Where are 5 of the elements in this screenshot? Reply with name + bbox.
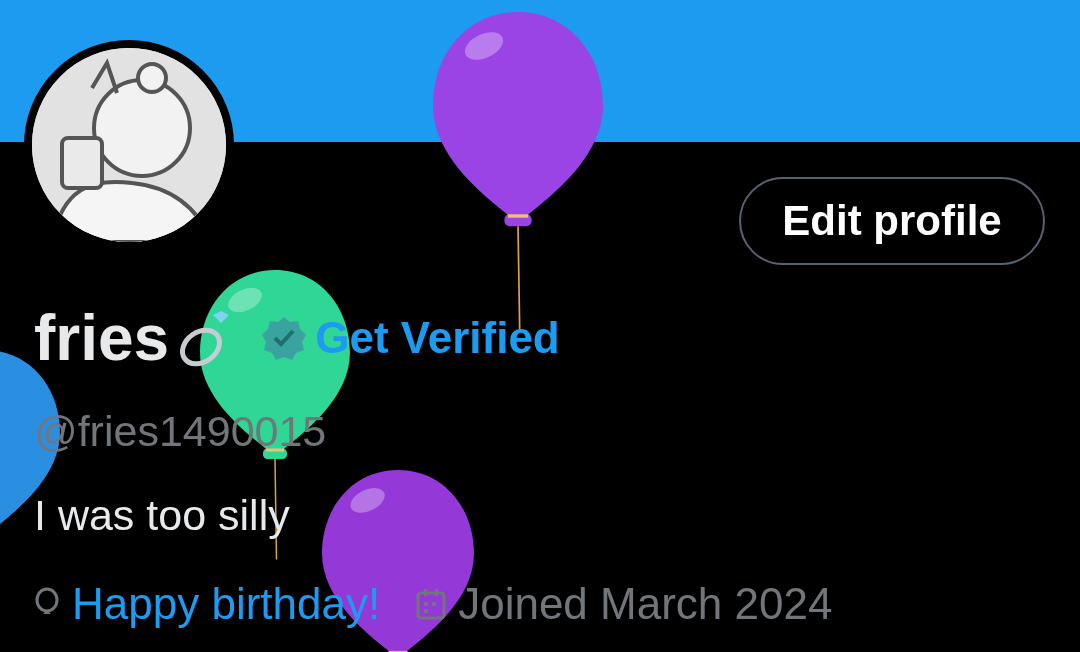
calendar-icon (416, 588, 447, 620)
display-name: fries (34, 303, 170, 373)
edit-profile-button[interactable]: Edit profile (739, 177, 1045, 265)
join-date: Joined March 2024 (458, 579, 833, 629)
verified-badge-icon (261, 315, 308, 361)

STATED GOAL: Rewrite the material above as a Markdown table with the columns Row and Line, giving each non-blank line its own numbered row. Leave the pictures out.

WRITTEN SOLUTION:
| Row | Line |
|---|---|
| 1 | Where are 5 of the elements in this screenshot? Reply with name + bbox. |
| 2 | calendar-icon (416, 588, 447, 620) |
| 3 | display-name: fries (34, 303, 170, 373) |
| 4 | edit-profile-button[interactable]: Edit profile (739, 177, 1045, 265) |
| 5 | join-date: Joined March 2024 (458, 579, 833, 629) |
| 6 | verified-badge-icon (261, 315, 308, 361) |